# GIVEN DATA

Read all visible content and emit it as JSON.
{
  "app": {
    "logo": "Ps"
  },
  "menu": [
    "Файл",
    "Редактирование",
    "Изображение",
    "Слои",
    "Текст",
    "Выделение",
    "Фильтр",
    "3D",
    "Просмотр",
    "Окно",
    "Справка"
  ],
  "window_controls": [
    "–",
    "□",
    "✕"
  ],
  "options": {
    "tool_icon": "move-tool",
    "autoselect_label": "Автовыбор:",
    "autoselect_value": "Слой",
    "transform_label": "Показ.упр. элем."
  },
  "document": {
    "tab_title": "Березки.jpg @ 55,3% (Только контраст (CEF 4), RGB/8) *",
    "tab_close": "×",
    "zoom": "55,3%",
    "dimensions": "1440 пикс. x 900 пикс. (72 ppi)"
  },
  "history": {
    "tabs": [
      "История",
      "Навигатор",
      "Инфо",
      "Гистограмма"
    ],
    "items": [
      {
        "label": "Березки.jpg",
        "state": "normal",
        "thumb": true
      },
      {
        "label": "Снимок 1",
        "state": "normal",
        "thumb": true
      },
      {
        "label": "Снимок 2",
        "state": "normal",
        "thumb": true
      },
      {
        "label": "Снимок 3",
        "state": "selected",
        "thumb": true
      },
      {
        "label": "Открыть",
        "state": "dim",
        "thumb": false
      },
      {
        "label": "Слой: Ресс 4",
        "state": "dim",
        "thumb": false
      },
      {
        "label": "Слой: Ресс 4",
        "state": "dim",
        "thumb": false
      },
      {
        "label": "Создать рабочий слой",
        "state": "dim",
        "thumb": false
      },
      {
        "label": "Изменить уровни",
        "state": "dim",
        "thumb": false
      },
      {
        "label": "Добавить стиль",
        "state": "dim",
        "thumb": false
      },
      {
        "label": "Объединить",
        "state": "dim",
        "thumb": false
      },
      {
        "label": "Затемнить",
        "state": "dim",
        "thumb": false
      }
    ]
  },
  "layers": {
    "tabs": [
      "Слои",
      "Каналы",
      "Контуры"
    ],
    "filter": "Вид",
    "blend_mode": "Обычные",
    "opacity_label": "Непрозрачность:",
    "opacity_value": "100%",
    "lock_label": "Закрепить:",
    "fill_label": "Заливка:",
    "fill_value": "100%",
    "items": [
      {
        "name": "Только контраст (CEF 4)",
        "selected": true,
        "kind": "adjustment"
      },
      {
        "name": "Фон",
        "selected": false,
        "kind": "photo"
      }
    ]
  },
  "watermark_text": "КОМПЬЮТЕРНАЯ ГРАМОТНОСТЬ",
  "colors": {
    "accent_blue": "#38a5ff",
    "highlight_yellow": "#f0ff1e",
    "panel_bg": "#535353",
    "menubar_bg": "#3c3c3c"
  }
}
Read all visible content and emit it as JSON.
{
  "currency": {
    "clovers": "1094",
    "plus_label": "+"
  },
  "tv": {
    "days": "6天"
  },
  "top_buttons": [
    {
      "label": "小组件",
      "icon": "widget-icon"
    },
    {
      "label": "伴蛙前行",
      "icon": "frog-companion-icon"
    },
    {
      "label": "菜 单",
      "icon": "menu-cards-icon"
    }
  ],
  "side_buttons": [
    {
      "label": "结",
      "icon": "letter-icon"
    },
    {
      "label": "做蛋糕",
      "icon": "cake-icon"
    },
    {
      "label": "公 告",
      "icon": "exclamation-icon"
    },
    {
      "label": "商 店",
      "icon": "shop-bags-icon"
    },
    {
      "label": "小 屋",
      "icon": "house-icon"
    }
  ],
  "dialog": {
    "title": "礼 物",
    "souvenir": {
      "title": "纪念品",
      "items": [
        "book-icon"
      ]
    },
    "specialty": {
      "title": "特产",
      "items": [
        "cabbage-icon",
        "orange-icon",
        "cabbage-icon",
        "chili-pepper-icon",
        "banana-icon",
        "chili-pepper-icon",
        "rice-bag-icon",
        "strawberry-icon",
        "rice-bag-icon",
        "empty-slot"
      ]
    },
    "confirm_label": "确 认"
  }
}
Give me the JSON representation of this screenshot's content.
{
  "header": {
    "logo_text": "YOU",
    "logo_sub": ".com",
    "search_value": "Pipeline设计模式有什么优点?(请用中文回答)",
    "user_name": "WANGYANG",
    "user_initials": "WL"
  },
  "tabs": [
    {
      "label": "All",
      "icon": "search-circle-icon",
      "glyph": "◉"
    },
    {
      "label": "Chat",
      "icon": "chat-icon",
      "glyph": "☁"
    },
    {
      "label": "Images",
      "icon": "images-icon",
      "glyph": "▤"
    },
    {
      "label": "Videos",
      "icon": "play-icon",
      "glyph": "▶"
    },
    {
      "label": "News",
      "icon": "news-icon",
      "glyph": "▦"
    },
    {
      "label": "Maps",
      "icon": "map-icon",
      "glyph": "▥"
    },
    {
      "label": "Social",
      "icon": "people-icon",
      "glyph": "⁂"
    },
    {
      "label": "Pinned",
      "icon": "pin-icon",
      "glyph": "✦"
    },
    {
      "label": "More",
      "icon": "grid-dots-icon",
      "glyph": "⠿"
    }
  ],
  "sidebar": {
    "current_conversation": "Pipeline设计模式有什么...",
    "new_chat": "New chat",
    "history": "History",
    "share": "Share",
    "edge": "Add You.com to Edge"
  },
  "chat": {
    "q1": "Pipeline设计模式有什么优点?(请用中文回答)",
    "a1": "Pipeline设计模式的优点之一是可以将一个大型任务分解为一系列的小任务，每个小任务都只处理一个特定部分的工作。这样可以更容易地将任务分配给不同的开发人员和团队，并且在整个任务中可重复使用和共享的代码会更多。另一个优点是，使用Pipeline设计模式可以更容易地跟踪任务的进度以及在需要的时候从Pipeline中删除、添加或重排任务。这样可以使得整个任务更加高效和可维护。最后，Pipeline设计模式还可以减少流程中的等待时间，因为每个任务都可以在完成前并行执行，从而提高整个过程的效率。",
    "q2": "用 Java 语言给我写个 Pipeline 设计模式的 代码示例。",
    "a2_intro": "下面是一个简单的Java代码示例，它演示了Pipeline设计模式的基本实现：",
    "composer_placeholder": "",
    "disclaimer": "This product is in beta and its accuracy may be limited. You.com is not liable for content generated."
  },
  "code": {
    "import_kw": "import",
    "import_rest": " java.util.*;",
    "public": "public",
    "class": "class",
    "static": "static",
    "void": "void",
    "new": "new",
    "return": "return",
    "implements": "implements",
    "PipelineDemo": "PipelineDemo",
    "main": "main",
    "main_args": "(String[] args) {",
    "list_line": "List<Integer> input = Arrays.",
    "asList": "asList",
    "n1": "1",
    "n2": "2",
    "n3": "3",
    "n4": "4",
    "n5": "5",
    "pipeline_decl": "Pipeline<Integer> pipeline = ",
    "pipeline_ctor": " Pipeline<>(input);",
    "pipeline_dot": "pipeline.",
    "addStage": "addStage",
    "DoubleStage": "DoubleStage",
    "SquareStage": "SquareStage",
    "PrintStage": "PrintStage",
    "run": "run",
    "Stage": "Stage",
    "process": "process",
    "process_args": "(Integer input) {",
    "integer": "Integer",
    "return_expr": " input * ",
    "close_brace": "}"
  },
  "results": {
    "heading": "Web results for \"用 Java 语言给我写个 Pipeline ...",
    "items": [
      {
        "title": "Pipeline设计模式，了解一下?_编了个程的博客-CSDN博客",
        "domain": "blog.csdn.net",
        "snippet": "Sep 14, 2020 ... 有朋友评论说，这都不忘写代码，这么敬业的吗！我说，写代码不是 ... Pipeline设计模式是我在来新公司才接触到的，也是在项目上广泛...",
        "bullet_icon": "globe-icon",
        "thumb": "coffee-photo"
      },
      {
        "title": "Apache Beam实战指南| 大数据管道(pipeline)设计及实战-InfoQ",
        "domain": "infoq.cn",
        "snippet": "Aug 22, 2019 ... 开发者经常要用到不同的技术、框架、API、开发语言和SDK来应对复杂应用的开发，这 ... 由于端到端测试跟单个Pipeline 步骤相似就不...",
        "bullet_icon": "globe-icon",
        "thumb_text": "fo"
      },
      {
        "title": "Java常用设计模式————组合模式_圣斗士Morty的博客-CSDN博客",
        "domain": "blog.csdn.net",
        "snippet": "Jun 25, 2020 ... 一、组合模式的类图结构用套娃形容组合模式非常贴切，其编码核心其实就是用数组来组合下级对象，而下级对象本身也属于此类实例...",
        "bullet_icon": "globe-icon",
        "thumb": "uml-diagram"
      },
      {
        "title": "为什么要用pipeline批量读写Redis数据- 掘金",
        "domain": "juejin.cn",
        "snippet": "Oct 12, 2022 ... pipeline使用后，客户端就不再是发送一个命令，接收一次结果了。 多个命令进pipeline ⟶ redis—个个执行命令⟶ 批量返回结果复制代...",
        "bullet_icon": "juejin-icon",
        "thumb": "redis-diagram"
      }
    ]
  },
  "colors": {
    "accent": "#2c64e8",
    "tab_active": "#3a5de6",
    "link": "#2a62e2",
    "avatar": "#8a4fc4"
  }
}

# EXERCISE
Your answer should be only the number of lines that hold the word "Снимок".

# SOLUTION FOR THIS PROBLEM
3